That's not tolerance, telling people to be quiet is still bigoted and hateful, and it's exactly the kind of thing that everyone was fightig against in the first place.

If the shirt said " Why be lesbian, gay, bisexual, transgender, quer, when you can be quiet" many people would be outraged because it is threatening.

The right to free speech means both of these statements are protected equally, so long as it doesn't hurt anyone.

That also means this slogan ought to be protected: "necrophilliacs, pedophiles, and zoophiles, should be part of LGBTQ"

Although I personally don't think that any of those things should be, because they are not really sexual orientations, there are goups that want to be. These groups are also actually highly marginalized and stagmatized, but I give it no more than a decade before they all have the rights and legal privaledge to what they want.

The difference is that one is attacking who people are innately while the other is attacking who people have chosen to be in ignorant and hateful response to who other people are innately. It’s not even remotely the same thing.

@brainyactress Which part is innate and which part is chosen exactly? I ask to clarify what you mean exactly.

2

Wisdom is hard to come by as of late! Unless, I just don’t remember my young years correctly. The things that some people are subjected too, today...could be made better with common sense, but this is from my very old self...surely I must be wiser now?

5

Bravo to Sarah Henry and her supporters in middle school for standing her ground against unconstitutionally repressive teachers and administrators. It is the same old tale of the privileged, who judge who is or is not worthy of equality with them. They will prevent anyone different or marginalized from expressing their viewpoint, if it does not tally with their own. Such willful disregard for the 1st amendment constitutional right to free speech deprives the marginalized of their equality, but the privileged will claim the marginalized are a danger to everyone else.

2

I think it’s cool that the students actually protested with a sit-in. Very brave! My Chinese stepdaughter started school in Indiana when she was 13. She hated it because of the bigotry. She couldn’t wait to leave when she graduated and vowed to never return.

6

Excellent writing by Sarah Henry. I'm hopeful that more people in these little towns will step up and support anyone who brings this bigotry by the religious toward those that don't believe as they do out in the open.

### What to produce
In the comment thread, at what age did the commenter's Chinese stepdaughter start school in Indiana?

### Information supplied
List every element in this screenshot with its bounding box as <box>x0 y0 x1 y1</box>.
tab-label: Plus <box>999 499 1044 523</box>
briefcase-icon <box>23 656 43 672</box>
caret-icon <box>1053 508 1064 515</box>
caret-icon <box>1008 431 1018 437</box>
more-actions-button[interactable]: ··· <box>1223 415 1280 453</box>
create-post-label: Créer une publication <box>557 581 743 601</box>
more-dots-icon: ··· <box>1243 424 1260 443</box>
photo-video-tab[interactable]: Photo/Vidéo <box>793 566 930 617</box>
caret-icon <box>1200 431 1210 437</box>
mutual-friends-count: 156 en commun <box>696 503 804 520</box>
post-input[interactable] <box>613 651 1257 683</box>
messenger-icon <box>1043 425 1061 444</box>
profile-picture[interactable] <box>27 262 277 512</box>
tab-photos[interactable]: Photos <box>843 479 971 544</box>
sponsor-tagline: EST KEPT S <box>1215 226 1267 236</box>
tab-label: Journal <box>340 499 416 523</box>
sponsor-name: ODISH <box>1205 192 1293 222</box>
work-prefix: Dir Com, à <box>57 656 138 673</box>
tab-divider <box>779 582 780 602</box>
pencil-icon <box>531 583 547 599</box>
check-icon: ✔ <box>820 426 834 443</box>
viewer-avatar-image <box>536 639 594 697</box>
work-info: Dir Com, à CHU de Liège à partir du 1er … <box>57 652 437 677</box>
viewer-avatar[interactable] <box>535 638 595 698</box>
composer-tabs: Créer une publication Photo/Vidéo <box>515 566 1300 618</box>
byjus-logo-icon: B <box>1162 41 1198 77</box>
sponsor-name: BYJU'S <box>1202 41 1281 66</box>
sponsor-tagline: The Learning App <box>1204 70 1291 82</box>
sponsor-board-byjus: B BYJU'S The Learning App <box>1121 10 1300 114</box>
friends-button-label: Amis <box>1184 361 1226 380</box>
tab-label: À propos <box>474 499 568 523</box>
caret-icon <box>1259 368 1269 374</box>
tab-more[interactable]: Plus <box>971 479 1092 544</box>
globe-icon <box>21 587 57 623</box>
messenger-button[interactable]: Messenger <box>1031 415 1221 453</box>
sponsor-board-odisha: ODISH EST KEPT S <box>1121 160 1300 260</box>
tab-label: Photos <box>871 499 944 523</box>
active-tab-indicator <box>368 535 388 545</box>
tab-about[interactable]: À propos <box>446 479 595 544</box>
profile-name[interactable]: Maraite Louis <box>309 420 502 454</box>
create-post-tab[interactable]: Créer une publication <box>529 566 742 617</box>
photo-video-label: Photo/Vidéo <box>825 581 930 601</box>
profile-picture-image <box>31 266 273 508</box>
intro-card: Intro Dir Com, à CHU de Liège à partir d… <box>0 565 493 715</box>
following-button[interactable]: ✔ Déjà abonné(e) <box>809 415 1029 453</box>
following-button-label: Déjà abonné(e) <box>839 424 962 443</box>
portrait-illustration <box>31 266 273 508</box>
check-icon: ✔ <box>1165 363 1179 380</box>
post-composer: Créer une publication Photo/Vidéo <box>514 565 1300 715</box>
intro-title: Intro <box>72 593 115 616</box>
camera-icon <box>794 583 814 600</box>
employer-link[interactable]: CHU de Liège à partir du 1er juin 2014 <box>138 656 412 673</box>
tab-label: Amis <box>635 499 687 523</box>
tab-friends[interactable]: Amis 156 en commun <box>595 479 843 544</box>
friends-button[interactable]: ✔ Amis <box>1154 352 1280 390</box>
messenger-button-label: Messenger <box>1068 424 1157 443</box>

### Answer to the problem
She started school in Indiana at age 13.